» THE TASK
Reproduce every line of the following items verbatim, without altering any character.
* start SUPPLIED ENTRIES *
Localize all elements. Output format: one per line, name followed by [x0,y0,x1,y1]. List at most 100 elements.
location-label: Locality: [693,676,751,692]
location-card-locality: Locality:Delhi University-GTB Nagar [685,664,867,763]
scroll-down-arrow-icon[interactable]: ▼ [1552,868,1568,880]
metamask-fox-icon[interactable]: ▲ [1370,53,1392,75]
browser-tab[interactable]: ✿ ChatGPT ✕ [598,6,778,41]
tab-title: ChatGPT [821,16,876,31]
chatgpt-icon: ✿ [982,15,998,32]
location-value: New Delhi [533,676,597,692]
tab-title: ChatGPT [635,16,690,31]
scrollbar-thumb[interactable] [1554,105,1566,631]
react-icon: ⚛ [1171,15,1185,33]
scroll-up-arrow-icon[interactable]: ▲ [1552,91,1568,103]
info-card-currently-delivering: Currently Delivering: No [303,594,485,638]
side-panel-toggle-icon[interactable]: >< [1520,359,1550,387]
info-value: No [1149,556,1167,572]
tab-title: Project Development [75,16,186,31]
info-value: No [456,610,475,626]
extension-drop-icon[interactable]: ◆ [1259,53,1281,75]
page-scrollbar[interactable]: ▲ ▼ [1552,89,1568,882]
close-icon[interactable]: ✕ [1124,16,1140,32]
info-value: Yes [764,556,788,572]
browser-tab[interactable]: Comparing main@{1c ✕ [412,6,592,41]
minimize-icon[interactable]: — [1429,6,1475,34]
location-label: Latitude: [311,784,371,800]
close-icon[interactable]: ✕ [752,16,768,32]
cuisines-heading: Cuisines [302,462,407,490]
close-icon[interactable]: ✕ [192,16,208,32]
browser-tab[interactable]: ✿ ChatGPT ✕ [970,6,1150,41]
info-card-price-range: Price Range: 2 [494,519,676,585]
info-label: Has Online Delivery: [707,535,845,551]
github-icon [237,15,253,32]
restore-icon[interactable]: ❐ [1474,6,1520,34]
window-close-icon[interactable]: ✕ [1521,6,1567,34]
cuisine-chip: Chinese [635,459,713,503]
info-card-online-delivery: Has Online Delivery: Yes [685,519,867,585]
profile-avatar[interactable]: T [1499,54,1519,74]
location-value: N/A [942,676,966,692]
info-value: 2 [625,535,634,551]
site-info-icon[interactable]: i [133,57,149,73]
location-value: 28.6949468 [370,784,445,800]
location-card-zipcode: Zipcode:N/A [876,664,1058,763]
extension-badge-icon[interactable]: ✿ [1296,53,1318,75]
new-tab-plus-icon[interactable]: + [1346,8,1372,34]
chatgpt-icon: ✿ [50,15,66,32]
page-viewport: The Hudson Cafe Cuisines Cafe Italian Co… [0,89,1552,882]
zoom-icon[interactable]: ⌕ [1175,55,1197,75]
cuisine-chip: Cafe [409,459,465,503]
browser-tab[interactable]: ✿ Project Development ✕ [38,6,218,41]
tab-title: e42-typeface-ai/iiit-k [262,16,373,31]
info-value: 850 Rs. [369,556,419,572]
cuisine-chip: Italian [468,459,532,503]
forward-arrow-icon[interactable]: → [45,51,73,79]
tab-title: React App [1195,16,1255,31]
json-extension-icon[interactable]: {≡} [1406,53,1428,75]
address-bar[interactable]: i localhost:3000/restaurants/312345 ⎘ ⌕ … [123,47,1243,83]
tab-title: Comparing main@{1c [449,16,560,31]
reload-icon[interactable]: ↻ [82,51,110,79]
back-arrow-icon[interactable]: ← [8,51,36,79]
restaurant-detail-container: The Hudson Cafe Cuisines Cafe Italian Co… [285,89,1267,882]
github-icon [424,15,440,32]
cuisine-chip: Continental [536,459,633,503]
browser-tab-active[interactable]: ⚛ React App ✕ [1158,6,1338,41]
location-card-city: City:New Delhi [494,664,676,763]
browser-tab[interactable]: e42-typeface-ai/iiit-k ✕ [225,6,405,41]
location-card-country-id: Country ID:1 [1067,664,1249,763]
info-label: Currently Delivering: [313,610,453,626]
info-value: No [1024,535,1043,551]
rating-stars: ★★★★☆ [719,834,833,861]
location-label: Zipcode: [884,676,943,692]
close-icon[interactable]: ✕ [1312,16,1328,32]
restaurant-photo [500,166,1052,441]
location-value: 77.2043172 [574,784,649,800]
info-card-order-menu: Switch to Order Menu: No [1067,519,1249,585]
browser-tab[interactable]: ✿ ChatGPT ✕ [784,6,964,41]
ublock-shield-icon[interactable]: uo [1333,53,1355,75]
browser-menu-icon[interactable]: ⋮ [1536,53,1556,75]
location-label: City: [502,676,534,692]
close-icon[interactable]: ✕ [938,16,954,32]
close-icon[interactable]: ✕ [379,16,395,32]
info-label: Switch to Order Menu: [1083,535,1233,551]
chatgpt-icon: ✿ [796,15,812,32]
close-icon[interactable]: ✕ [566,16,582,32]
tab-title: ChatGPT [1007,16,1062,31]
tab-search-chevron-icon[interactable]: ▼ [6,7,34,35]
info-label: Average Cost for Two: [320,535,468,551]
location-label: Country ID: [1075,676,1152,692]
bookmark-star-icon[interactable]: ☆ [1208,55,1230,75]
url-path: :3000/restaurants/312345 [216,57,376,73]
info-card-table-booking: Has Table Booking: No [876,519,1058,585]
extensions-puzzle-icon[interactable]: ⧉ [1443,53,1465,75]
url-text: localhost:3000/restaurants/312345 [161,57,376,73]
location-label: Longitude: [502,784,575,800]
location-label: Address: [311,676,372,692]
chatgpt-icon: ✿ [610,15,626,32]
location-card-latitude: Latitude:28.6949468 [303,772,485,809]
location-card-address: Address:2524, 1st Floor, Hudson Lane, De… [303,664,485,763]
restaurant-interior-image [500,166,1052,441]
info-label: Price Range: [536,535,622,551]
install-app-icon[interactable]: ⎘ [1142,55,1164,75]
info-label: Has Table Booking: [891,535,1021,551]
* end SUPPLIED ENTRIES *
» RESPONSE TO THE TASK
Localize all elements. Output format: one per line, name followed by [x0,y0,x1,y1]. List at most 100 elements.
location-label: Locality: [693,676,751,692]
location-card-locality: Locality:Delhi University-GTB Nagar [685,664,867,763]
scroll-down-arrow-icon[interactable]: ▼ [1552,868,1568,880]
metamask-fox-icon[interactable]: ▲ [1370,53,1392,75]
browser-tab[interactable]: ✿ ChatGPT ✕ [598,6,778,41]
tab-title: ChatGPT [821,16,876,31]
chatgpt-icon: ✿ [982,15,998,32]
location-value: New Delhi [533,676,597,692]
tab-title: ChatGPT [635,16,690,31]
scrollbar-thumb[interactable] [1554,105,1566,631]
react-icon: ⚛ [1171,15,1185,33]
scroll-up-arrow-icon[interactable]: ▲ [1552,91,1568,103]
info-card-currently-delivering: Currently Delivering: No [303,594,485,638]
side-panel-toggle-icon[interactable]: >< [1520,359,1550,387]
info-value: No [1149,556,1167,572]
tab-title: Project Development [75,16,186,31]
info-value: No [456,610,475,626]
extension-drop-icon[interactable]: ◆ [1259,53,1281,75]
page-scrollbar[interactable]: ▲ ▼ [1552,89,1568,882]
close-icon[interactable]: ✕ [1124,16,1140,32]
info-value: Yes [764,556,788,572]
browser-tab[interactable]: Comparing main@{1c ✕ [412,6,592,41]
minimize-icon[interactable]: — [1429,6,1475,34]
location-label: Latitude: [311,784,371,800]
close-icon[interactable]: ✕ [752,16,768,32]
cuisines-heading: Cuisines [302,462,407,490]
close-icon[interactable]: ✕ [192,16,208,32]
browser-tab[interactable]: ✿ ChatGPT ✕ [970,6,1150,41]
info-card-price-range: Price Range: 2 [494,519,676,585]
info-label: Has Online Delivery: [707,535,845,551]
github-icon [237,15,253,32]
restore-icon[interactable]: ❐ [1474,6,1520,34]
window-close-icon[interactable]: ✕ [1521,6,1567,34]
cuisine-chip: Chinese [635,459,713,503]
info-card-online-delivery: Has Online Delivery: Yes [685,519,867,585]
profile-avatar[interactable]: T [1499,54,1519,74]
location-value: N/A [942,676,966,692]
info-value: 2 [625,535,634,551]
site-info-icon[interactable]: i [133,57,149,73]
location-value: 28.6949468 [370,784,445,800]
location-card-zipcode: Zipcode:N/A [876,664,1058,763]
extension-badge-icon[interactable]: ✿ [1296,53,1318,75]
new-tab-plus-icon[interactable]: + [1346,8,1372,34]
chatgpt-icon: ✿ [50,15,66,32]
page-viewport: The Hudson Cafe Cuisines Cafe Italian Co… [0,89,1552,882]
zoom-icon[interactable]: ⌕ [1175,55,1197,75]
cuisine-chip: Cafe [409,459,465,503]
browser-tab[interactable]: ✿ Project Development ✕ [38,6,218,41]
tab-title: e42-typeface-ai/iiit-k [262,16,373,31]
info-value: 850 Rs. [369,556,419,572]
cuisine-chip: Italian [468,459,532,503]
forward-arrow-icon[interactable]: → [45,51,73,79]
tab-title: React App [1195,16,1255,31]
json-extension-icon[interactable]: {≡} [1406,53,1428,75]
address-bar[interactable]: i localhost:3000/restaurants/312345 ⎘ ⌕ … [123,47,1243,83]
tab-title: Comparing main@{1c [449,16,560,31]
reload-icon[interactable]: ↻ [82,51,110,79]
back-arrow-icon[interactable]: ← [8,51,36,79]
restaurant-detail-container: The Hudson Cafe Cuisines Cafe Italian Co… [285,89,1267,882]
github-icon [424,15,440,32]
cuisine-chip: Continental [536,459,633,503]
browser-tab-active[interactable]: ⚛ React App ✕ [1158,6,1338,41]
location-card-city: City:New Delhi [494,664,676,763]
browser-tab[interactable]: e42-typeface-ai/iiit-k ✕ [225,6,405,41]
location-card-country-id: Country ID:1 [1067,664,1249,763]
info-label: Currently Delivering: [313,610,453,626]
info-value: No [1024,535,1043,551]
rating-stars: ★★★★☆ [719,834,833,861]
location-label: Zipcode: [884,676,943,692]
close-icon[interactable]: ✕ [1312,16,1328,32]
restaurant-photo [500,166,1052,441]
location-value: 77.2043172 [574,784,649,800]
info-card-order-menu: Switch to Order Menu: No [1067,519,1249,585]
browser-tab[interactable]: ✿ ChatGPT ✕ [784,6,964,41]
ublock-shield-icon[interactable]: uo [1333,53,1355,75]
browser-menu-icon[interactable]: ⋮ [1536,53,1556,75]
location-label: City: [502,676,534,692]
close-icon[interactable]: ✕ [938,16,954,32]
close-icon[interactable]: ✕ [379,16,395,32]
info-label: Switch to Order Menu: [1083,535,1233,551]
chatgpt-icon: ✿ [796,15,812,32]
close-icon[interactable]: ✕ [566,16,582,32]
tab-title: ChatGPT [1007,16,1062,31]
tab-search-chevron-icon[interactable]: ▼ [6,7,34,35]
info-label: Average Cost for Two: [320,535,468,551]
location-label: Country ID: [1075,676,1152,692]
bookmark-star-icon[interactable]: ☆ [1208,55,1230,75]
url-path: :3000/restaurants/312345 [216,57,376,73]
info-card-table-booking: Has Table Booking: No [876,519,1058,585]
extensions-puzzle-icon[interactable]: ⧉ [1443,53,1465,75]
url-text: localhost:3000/restaurants/312345 [161,57,376,73]
location-label: Longitude: [502,784,575,800]
location-label: Address: [311,676,372,692]
chatgpt-icon: ✿ [610,15,626,32]
location-card-latitude: Latitude:28.6949468 [303,772,485,809]
location-card-address: Address:2524, 1st Floor, Hudson Lane, De… [303,664,485,763]
restaurant-interior-image [500,166,1052,441]
info-label: Price Range: [536,535,622,551]
install-app-icon[interactable]: ⎘ [1142,55,1164,75]
info-label: Has Table Booking: [891,535,1021,551]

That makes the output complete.